* _Exercise aim_: Spot every line with the word "name" and return it.

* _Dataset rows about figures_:
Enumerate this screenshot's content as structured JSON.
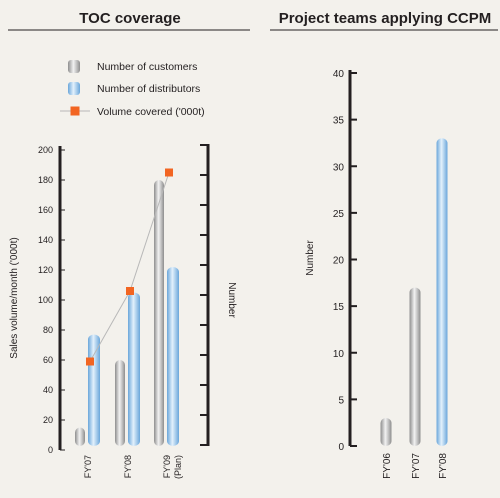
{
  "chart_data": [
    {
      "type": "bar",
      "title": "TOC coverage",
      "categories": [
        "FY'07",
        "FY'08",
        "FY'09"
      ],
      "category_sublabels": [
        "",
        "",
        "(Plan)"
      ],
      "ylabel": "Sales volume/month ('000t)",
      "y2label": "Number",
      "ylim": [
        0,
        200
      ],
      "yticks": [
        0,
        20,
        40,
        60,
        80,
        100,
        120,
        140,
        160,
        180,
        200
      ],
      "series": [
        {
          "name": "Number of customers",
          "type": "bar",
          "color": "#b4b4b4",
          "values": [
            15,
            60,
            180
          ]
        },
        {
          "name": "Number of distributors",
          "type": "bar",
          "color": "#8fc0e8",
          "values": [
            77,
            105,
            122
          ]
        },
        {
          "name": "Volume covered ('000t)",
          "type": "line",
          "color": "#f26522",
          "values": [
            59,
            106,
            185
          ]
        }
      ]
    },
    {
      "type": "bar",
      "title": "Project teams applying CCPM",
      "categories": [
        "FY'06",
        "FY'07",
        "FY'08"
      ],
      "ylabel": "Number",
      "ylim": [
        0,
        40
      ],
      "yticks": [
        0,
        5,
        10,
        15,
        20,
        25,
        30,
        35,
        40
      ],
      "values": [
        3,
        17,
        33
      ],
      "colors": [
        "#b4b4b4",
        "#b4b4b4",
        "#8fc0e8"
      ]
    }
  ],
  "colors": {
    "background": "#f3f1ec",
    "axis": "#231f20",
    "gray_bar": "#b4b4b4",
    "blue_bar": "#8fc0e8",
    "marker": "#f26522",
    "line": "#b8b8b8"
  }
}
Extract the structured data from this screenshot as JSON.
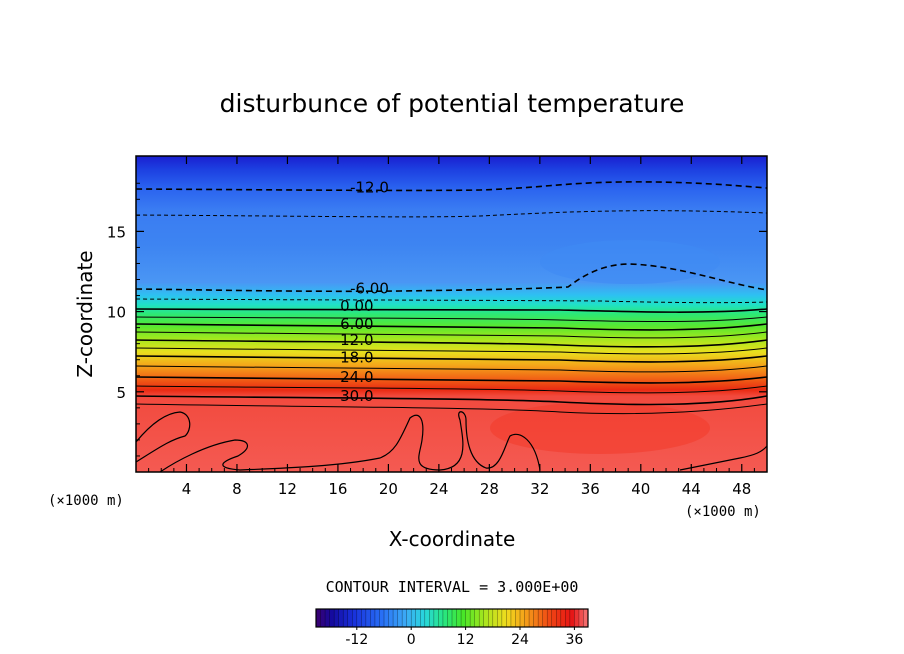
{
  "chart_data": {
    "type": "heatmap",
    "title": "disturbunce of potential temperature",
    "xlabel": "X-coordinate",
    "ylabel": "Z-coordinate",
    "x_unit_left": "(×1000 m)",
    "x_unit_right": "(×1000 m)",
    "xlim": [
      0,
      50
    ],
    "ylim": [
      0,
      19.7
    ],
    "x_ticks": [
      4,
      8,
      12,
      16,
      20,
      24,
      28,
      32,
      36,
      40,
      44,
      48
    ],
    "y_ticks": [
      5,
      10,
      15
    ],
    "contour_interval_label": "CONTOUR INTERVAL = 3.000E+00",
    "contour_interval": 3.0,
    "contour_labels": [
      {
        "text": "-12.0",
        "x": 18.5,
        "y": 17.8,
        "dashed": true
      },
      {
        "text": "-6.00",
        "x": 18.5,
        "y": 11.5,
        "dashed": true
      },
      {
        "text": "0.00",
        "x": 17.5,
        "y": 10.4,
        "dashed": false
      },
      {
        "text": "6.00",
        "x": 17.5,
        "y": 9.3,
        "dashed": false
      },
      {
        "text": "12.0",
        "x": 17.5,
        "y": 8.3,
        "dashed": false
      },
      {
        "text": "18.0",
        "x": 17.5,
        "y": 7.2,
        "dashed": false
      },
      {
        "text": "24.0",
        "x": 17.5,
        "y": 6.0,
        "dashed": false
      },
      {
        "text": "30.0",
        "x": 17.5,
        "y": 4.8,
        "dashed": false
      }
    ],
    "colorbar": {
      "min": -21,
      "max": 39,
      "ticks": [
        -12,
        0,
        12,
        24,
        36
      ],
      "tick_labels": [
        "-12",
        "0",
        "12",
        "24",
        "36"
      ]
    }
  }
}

* _Complete output_:
          "name": "Number of customers",
          "name": "Number of distributors",
          "name": "Volume covered ('000t)",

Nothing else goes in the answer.